Do not carry the pictures over; copy every other part of the entries exactly.

--- Start of Supplied data ---

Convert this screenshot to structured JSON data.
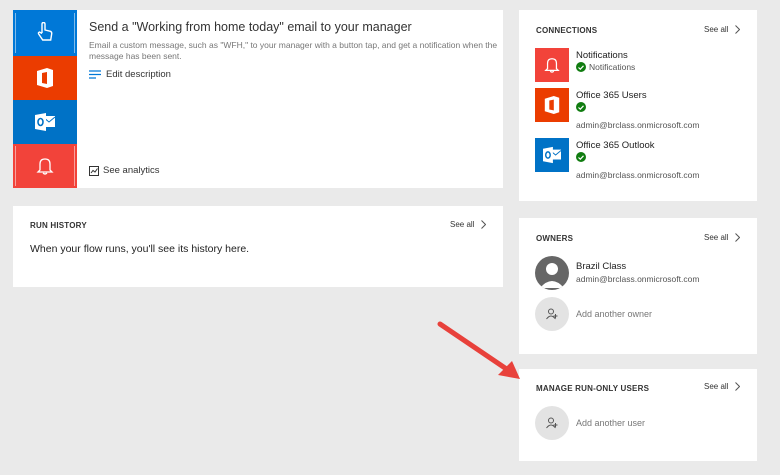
{
  "flow": {
    "title": "Send a \"Working from home today\" email to your manager",
    "description": "Email a custom message, such as \"WFH,\" to your manager with a button tap, and get a notification when the message has been sent.",
    "edit_label": "Edit description",
    "analytics_label": "See analytics",
    "tiles": [
      "touch-icon",
      "office-icon",
      "outlook-icon",
      "bell-icon"
    ]
  },
  "run_history": {
    "title": "RUN HISTORY",
    "see_all": "See all",
    "empty_message": "When your flow runs, you'll see its history here."
  },
  "connections": {
    "title": "CONNECTIONS",
    "see_all": "See all",
    "items": [
      {
        "name": "Notifications",
        "sub": "Notifications",
        "email": "",
        "color": "#f2433a",
        "icon": "bell-icon"
      },
      {
        "name": "Office 365 Users",
        "sub": "",
        "email": "admin@brclass.onmicrosoft.com",
        "color": "#eb3c00",
        "icon": "office-icon"
      },
      {
        "name": "Office 365 Outlook",
        "sub": "",
        "email": "admin@brclass.onmicrosoft.com",
        "color": "#0072c6",
        "icon": "outlook-icon"
      }
    ]
  },
  "owners": {
    "title": "OWNERS",
    "see_all": "See all",
    "owner_name": "Brazil Class",
    "owner_email": "admin@brclass.onmicrosoft.com",
    "add_label": "Add another owner"
  },
  "run_only": {
    "title": "MANAGE RUN-ONLY USERS",
    "see_all": "See all",
    "add_label": "Add another user"
  },
  "annotation": {
    "arrow_color": "#e8413b"
  }
}
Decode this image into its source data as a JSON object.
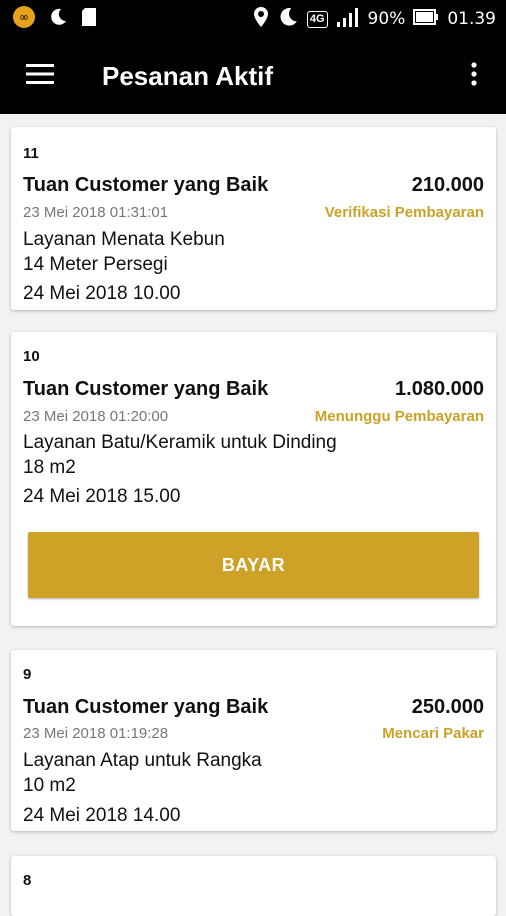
{
  "status_bar": {
    "battery": "90%",
    "time": "01.39",
    "network": "4G"
  },
  "app_bar": {
    "title": "Pesanan Aktif"
  },
  "orders": [
    {
      "id": "11",
      "customer": "Tuan Customer yang Baik",
      "price": "210.000",
      "created": "23 Mei 2018 01:31:01",
      "status": "Verifikasi Pembayaran",
      "service": "Layanan Menata Kebun",
      "size": "14 Meter Persegi",
      "schedule": "24 Mei 2018 10.00"
    },
    {
      "id": "10",
      "customer": "Tuan Customer yang Baik",
      "price": "1.080.000",
      "created": "23 Mei 2018 01:20:00",
      "status": "Menunggu Pembayaran",
      "service": "Layanan Batu/Keramik untuk Dinding",
      "size": "18 m2",
      "schedule": "24 Mei 2018 15.00",
      "button": "BAYAR"
    },
    {
      "id": "9",
      "customer": "Tuan Customer yang Baik",
      "price": "250.000",
      "created": "23 Mei 2018 01:19:28",
      "status": "Mencari Pakar",
      "service": "Layanan Atap untuk Rangka",
      "size": "10 m2",
      "schedule": "24 Mei 2018 14.00"
    },
    {
      "id": "8"
    }
  ],
  "colors": {
    "accent": "#cda227",
    "status_text": "#c9a227"
  }
}
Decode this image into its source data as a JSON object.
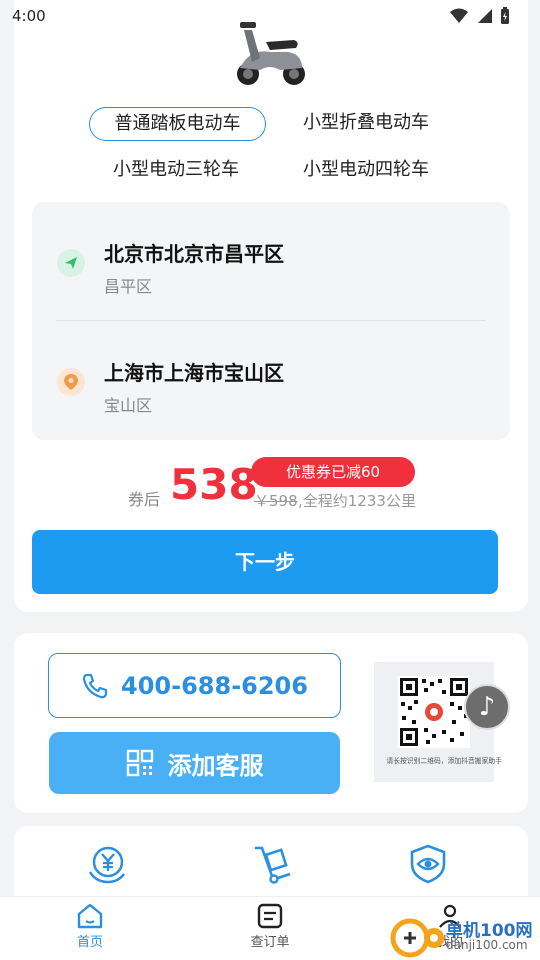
{
  "status_bar": {
    "time": "4:00"
  },
  "vehicle_types": [
    {
      "label": "普通踏板电动车",
      "selected": true
    },
    {
      "label": "小型折叠电动车",
      "selected": false
    },
    {
      "label": "小型电动三轮车",
      "selected": false
    },
    {
      "label": "小型电动四轮车",
      "selected": false
    }
  ],
  "route": {
    "origin": {
      "city": "北京市北京市昌平区",
      "district": "昌平区"
    },
    "destination": {
      "city": "上海市上海市宝山区",
      "district": "宝山区"
    }
  },
  "price": {
    "prefix": "券后",
    "value": "538",
    "coupon": "优惠券已减60",
    "original": "￥598",
    "note": ",全程约1233公里"
  },
  "next_button": "下一步",
  "contact": {
    "phone": "400-688-6206",
    "service_label": "添加客服",
    "qr_caption": "请长按识别二维码，添加抖音搬家助手"
  },
  "bottom_nav": [
    {
      "label": "首页",
      "active": true
    },
    {
      "label": "查订单",
      "active": false
    },
    {
      "label": "我的",
      "active": false
    }
  ],
  "watermark": {
    "line1": "单机100网",
    "line2": "danji100.com"
  },
  "colors": {
    "accent": "#1d9bf0",
    "price_red": "#f0303c",
    "green": "#2fbf71",
    "orange": "#f39a4a"
  }
}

--- End of Supplied data ---

Final answer:
Convert this screenshot to structured JSON data.
{
  "flow": {
    "title": "Send a \"Working from home today\" email to your manager",
    "description": "Email a custom message, such as \"WFH,\" to your manager with a button tap, and get a notification when the message has been sent.",
    "edit_label": "Edit description",
    "analytics_label": "See analytics",
    "tiles": [
      "touch-icon",
      "office-icon",
      "outlook-icon",
      "bell-icon"
    ]
  },
  "run_history": {
    "title": "RUN HISTORY",
    "see_all": "See all",
    "empty_message": "When your flow runs, you'll see its history here."
  },
  "connections": {
    "title": "CONNECTIONS",
    "see_all": "See all",
    "items": [
      {
        "name": "Notifications",
        "sub": "Notifications",
        "email": "",
        "color": "#f2433a",
        "icon": "bell-icon"
      },
      {
        "name": "Office 365 Users",
        "sub": "",
        "email": "admin@brclass.onmicrosoft.com",
        "color": "#eb3c00",
        "icon": "office-icon"
      },
      {
        "name": "Office 365 Outlook",
        "sub": "",
        "email": "admin@brclass.onmicrosoft.com",
        "color": "#0072c6",
        "icon": "outlook-icon"
      }
    ]
  },
  "owners": {
    "title": "OWNERS",
    "see_all": "See all",
    "owner_name": "Brazil Class",
    "owner_email": "admin@brclass.onmicrosoft.com",
    "add_label": "Add another owner"
  },
  "run_only": {
    "title": "MANAGE RUN-ONLY USERS",
    "see_all": "See all",
    "add_label": "Add another user"
  },
  "annotation": {
    "arrow_color": "#e8413b"
  }
}
Decode this image into its source data as a JSON object.
{
  "status_bar": {
    "battery": "90%",
    "time": "01.39",
    "network": "4G"
  },
  "app_bar": {
    "title": "Pesanan Aktif"
  },
  "orders": [
    {
      "id": "11",
      "customer": "Tuan Customer yang Baik",
      "price": "210.000",
      "created": "23 Mei 2018 01:31:01",
      "status": "Verifikasi Pembayaran",
      "service": "Layanan Menata Kebun",
      "size": "14 Meter Persegi",
      "schedule": "24 Mei 2018 10.00"
    },
    {
      "id": "10",
      "customer": "Tuan Customer yang Baik",
      "price": "1.080.000",
      "created": "23 Mei 2018 01:20:00",
      "status": "Menunggu Pembayaran",
      "service": "Layanan Batu/Keramik untuk Dinding",
      "size": "18 m2",
      "schedule": "24 Mei 2018 15.00",
      "button": "BAYAR"
    },
    {
      "id": "9",
      "customer": "Tuan Customer yang Baik",
      "price": "250.000",
      "created": "23 Mei 2018 01:19:28",
      "status": "Mencari Pakar",
      "service": "Layanan Atap untuk Rangka",
      "size": "10 m2",
      "schedule": "24 Mei 2018 14.00"
    },
    {
      "id": "8"
    }
  ],
  "colors": {
    "accent": "#cda227",
    "status_text": "#c9a227"
  }
}
Decode this image into its source data as a JSON object.
{
  "status_bar": {
    "time": "4:00"
  },
  "vehicle_types": [
    {
      "label": "普通踏板电动车",
      "selected": true
    },
    {
      "label": "小型折叠电动车",
      "selected": false
    },
    {
      "label": "小型电动三轮车",
      "selected": false
    },
    {
      "label": "小型电动四轮车",
      "selected": false
    }
  ],
  "route": {
    "origin": {
      "city": "北京市北京市昌平区",
      "district": "昌平区"
    },
    "destination": {
      "city": "上海市上海市宝山区",
      "district": "宝山区"
    }
  },
  "price": {
    "prefix": "券后",
    "value": "538",
    "coupon": "优惠券已减60",
    "original": "￥598",
    "note": ",全程约1233公里"
  },
  "next_button": "下一步",
  "contact": {
    "phone": "400-688-6206",
    "service_label": "添加客服",
    "qr_caption": "请长按识别二维码，添加抖音搬家助手"
  },
  "bottom_nav": [
    {
      "label": "首页",
      "active": true
    },
    {
      "label": "查订单",
      "active": false
    },
    {
      "label": "我的",
      "active": false
    }
  ],
  "watermark": {
    "line1": "单机100网",
    "line2": "danji100.com"
  },
  "colors": {
    "accent": "#1d9bf0",
    "price_red": "#f0303c",
    "green": "#2fbf71",
    "orange": "#f39a4a"
  }
}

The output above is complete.